Problem - Output all the material that follows, exactly as given.

** start **

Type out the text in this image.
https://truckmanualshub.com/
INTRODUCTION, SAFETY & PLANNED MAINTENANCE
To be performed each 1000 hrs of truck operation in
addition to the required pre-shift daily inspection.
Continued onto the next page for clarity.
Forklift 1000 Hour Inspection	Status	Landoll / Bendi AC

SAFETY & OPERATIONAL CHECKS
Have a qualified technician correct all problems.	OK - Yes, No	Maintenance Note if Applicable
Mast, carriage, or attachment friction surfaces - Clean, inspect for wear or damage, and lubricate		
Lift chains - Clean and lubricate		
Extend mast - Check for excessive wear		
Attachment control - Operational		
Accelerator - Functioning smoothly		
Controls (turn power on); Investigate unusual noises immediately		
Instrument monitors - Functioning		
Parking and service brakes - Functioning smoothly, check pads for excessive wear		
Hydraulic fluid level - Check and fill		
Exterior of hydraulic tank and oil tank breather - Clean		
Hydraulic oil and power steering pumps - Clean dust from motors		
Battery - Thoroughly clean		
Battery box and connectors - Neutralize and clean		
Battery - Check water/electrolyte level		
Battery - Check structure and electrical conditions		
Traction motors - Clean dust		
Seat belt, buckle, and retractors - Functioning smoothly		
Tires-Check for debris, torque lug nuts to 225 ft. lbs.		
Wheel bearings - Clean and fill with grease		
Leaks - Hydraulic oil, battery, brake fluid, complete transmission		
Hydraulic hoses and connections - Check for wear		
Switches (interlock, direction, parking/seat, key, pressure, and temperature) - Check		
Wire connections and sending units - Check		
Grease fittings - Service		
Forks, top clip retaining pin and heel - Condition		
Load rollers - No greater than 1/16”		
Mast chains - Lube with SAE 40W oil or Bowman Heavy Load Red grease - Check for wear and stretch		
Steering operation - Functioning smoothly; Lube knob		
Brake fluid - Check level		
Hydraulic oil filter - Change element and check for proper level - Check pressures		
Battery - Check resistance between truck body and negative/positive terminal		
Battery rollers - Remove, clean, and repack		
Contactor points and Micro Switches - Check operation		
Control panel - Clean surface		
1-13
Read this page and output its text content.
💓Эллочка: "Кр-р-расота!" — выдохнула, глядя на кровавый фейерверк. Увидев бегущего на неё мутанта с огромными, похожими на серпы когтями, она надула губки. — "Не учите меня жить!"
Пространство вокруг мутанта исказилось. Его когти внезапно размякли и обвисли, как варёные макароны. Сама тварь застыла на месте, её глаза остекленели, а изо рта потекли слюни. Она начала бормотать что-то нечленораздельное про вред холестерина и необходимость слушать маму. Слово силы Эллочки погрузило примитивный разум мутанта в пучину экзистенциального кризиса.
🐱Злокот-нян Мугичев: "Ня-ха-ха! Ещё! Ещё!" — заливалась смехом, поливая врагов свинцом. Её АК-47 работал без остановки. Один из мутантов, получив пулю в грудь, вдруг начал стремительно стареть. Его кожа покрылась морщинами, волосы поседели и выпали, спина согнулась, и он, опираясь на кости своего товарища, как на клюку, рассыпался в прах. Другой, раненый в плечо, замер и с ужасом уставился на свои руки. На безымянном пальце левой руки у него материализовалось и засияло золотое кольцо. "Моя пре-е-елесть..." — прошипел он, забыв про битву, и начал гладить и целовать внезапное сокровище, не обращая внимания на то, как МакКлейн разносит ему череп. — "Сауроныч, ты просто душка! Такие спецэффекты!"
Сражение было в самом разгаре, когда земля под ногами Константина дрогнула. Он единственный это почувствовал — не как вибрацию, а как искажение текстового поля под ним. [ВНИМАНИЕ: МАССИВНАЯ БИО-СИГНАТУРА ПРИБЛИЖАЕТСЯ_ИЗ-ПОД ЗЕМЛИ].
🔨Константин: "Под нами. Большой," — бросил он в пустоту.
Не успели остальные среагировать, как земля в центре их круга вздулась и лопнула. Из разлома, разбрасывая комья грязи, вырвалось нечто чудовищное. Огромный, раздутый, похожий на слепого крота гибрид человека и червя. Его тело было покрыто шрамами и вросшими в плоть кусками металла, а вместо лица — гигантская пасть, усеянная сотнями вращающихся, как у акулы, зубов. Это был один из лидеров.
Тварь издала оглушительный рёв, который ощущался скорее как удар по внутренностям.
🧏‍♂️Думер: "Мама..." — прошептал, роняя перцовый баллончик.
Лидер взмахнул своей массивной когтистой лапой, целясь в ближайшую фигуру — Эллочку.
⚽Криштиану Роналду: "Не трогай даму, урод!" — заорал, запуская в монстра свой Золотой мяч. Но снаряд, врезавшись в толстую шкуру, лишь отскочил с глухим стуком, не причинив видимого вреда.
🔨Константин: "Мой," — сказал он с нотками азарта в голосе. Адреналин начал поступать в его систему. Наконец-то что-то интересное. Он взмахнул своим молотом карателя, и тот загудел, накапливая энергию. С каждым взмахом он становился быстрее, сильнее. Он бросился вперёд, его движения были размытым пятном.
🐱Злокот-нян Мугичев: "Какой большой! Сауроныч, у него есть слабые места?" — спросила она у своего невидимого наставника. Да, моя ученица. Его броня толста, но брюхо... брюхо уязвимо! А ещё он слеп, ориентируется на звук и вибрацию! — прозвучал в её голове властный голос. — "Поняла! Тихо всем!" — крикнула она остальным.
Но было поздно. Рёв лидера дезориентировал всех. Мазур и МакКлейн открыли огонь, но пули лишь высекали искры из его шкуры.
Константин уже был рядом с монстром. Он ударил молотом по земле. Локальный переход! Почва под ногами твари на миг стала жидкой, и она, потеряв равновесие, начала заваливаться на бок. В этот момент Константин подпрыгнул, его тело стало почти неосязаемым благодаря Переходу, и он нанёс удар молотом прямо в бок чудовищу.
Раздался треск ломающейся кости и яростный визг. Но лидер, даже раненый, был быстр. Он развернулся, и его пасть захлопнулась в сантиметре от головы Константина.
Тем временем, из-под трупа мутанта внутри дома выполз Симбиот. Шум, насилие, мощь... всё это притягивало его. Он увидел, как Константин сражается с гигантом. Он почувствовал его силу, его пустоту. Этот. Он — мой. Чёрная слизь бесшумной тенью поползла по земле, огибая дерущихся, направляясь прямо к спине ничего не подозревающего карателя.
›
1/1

** end **

Solved exercise -
Type out the text in this image.
https://truckmanualshub.com/
INTRODUCTION, SAFETY & PLANNED MAINTENANCE
To be performed each 1000 hrs of truck operation in
addition to the required pre-shift daily inspection.
Continued onto the next page for clarity.
Forklift 1000 Hour Inspection	Status	Landoll / Bendi AC

SAFETY & OPERATIONAL CHECKS
Have a qualified technician correct all problems.	OK - Yes, No	Maintenance Note if Applicable
Mast, carriage, or attachment friction surfaces - Clean, inspect for wear or damage, and lubricate		
Lift chains - Clean and lubricate		
Extend mast - Check for excessive wear		
Attachment control - Operational		
Accelerator - Functioning smoothly		
Controls (turn power on); Investigate unusual noises immediately		
Instrument monitors - Functioning		
Parking and service brakes - Functioning smoothly, check pads for excessive wear		
Hydraulic fluid level - Check and fill		
Exterior of hydraulic tank and oil tank breather - Clean		
Hydraulic oil and power steering pumps - Clean dust from motors		
Battery - Thoroughly clean		
Battery box and connectors - Neutralize and clean		
Battery - Check water/electrolyte level		
Battery - Check structure and electrical conditions		
Traction motors - Clean dust		
Seat belt, buckle, and retractors - Functioning smoothly		
Tires-Check for debris, torque lug nuts to 225 ft. lbs.		
Wheel bearings - Clean and fill with grease		
Leaks - Hydraulic oil, battery, brake fluid, complete transmission		
Hydraulic hoses and connections - Check for wear		
Switches (interlock, direction, parking/seat, key, pressure, and temperature) - Check		
Wire connections and sending units - Check		
Grease fittings - Service		
Forks, top clip retaining pin and heel - Condition		
Load rollers - No greater than 1/16”		
Mast chains - Lube with SAE 40W oil or Bowman Heavy Load Red grease - Check for wear and stretch		
Steering operation - Functioning smoothly; Lube knob		
Brake fluid - Check level		
Hydraulic oil filter - Change element and check for proper level - Check pressures		
Battery - Check resistance between truck body and negative/positive terminal		
Battery rollers - Remove, clean, and repack		
Contactor points and Micro Switches - Check operation		
Control panel - Clean surface		
1-13
Read this page and output its text content.
💓Эллочка: "Кр-р-расота!" — выдохнула, глядя на кровавый фейерверк. Увидев бегущего на неё мутанта с огромными, похожими на серпы когтями, она надула губки. — "Не учите меня жить!"
Пространство вокруг мутанта исказилось. Его когти внезапно размякли и обвисли, как варёные макароны. Сама тварь застыла на месте, её глаза остекленели, а изо рта потекли слюни. Она начала бормотать что-то нечленораздельное про вред холестерина и необходимость слушать маму. Слово силы Эллочки погрузило примитивный разум мутанта в пучину экзистенциального кризиса.
🐱Злокот-нян Мугичев: "Ня-ха-ха! Ещё! Ещё!" — заливалась смехом, поливая врагов свинцом. Её АК-47 работал без остановки. Один из мутантов, получив пулю в грудь, вдруг начал стремительно стареть. Его кожа покрылась морщинами, волосы поседели и выпали, спина согнулась, и он, опираясь на кости своего товарища, как на клюку, рассыпался в прах. Другой, раненый в плечо, замер и с ужасом уставился на свои руки. На безымянном пальце левой руки у него материализовалось и засияло золотое кольцо. "Моя пре-е-елесть..." — прошипел он, забыв про битву, и начал гладить и целовать внезапное сокровище, не обращая внимания на то, как МакКлейн разносит ему череп. — "Сауроныч, ты просто душка! Такие спецэффекты!"
Сражение было в самом разгаре, когда земля под ногами Константина дрогнула. Он единственный это почувствовал — не как вибрацию, а как искажение текстового поля под ним. [ВНИМАНИЕ: МАССИВНАЯ БИО-СИГНАТУРА ПРИБЛИЖАЕТСЯ_ИЗ-ПОД ЗЕМЛИ].
🔨Константин: "Под нами. Большой," — бросил он в пустоту.
Не успели остальные среагировать, как земля в центре их круга вздулась и лопнула. Из разлома, разбрасывая комья грязи, вырвалось нечто чудовищное. Огромный, раздутый, похожий на слепого крота гибрид человека и червя. Его тело было покрыто шрамами и вросшими в плоть кусками металла, а вместо лица — гигантская пасть, усеянная сотнями вращающихся, как у акулы, зубов. Это был один из лидеров.
Тварь издала оглушительный рёв, который ощущался скорее как удар по внутренностям.
🧏‍♂️Думер: "Мама..." — прошептал, роняя перцовый баллончик.
Лидер взмахнул своей массивной когтистой лапой, целясь в ближайшую фигуру — Эллочку.
⚽Криштиану Роналду: "Не трогай даму, урод!" — заорал, запуская в монстра свой Золотой мяч. Но снаряд, врезавшись в толстую шкуру, лишь отскочил с глухим стуком, не причинив видимого вреда.
🔨Константин: "Мой," — сказал он с нотками азарта в голосе. Адреналин начал поступать в его систему. Наконец-то что-то интересное. Он взмахнул своим молотом карателя, и тот загудел, накапливая энергию. С каждым взмахом он становился быстрее, сильнее. Он бросился вперёд, его движения были размытым пятном.
🐱Злокот-нян Мугичев: "Какой большой! Сауроныч, у него есть слабые места?" — спросила она у своего невидимого наставника. Да, моя ученица. Его броня толста, но брюхо... брюхо уязвимо! А ещё он слеп, ориентируется на звук и вибрацию! — прозвучал в её голове властный голос. — "Поняла! Тихо всем!" — крикнула она остальным.
Но было поздно. Рёв лидера дезориентировал всех. Мазур и МакКлейн открыли огонь, но пули лишь высекали искры из его шкуры.
Константин уже был рядом с монстром. Он ударил молотом по земле. Локальный переход! Почва под ногами твари на миг стала жидкой, и она, потеряв равновесие, начала заваливаться на бок. В этот момент Константин подпрыгнул, его тело стало почти неосязаемым благодаря Переходу, и он нанёс удар молотом прямо в бок чудовищу.
Раздался треск ломающейся кости и яростный визг. Но лидер, даже раненый, был быстр. Он развернулся, и его пасть захлопнулась в сантиметре от головы Константина.
Тем временем, из-под трупа мутанта внутри дома выполз Симбиот. Шум, насилие, мощь... всё это притягивало его. Он увидел, как Константин сражается с гигантом. Он почувствовал его силу, его пустоту. Этот. Он — мой. Чёрная слизь бесшумной тенью поползла по земле, огибая дерущихся, направляясь прямо к спине ничего не подозревающего карателя.
›
1/1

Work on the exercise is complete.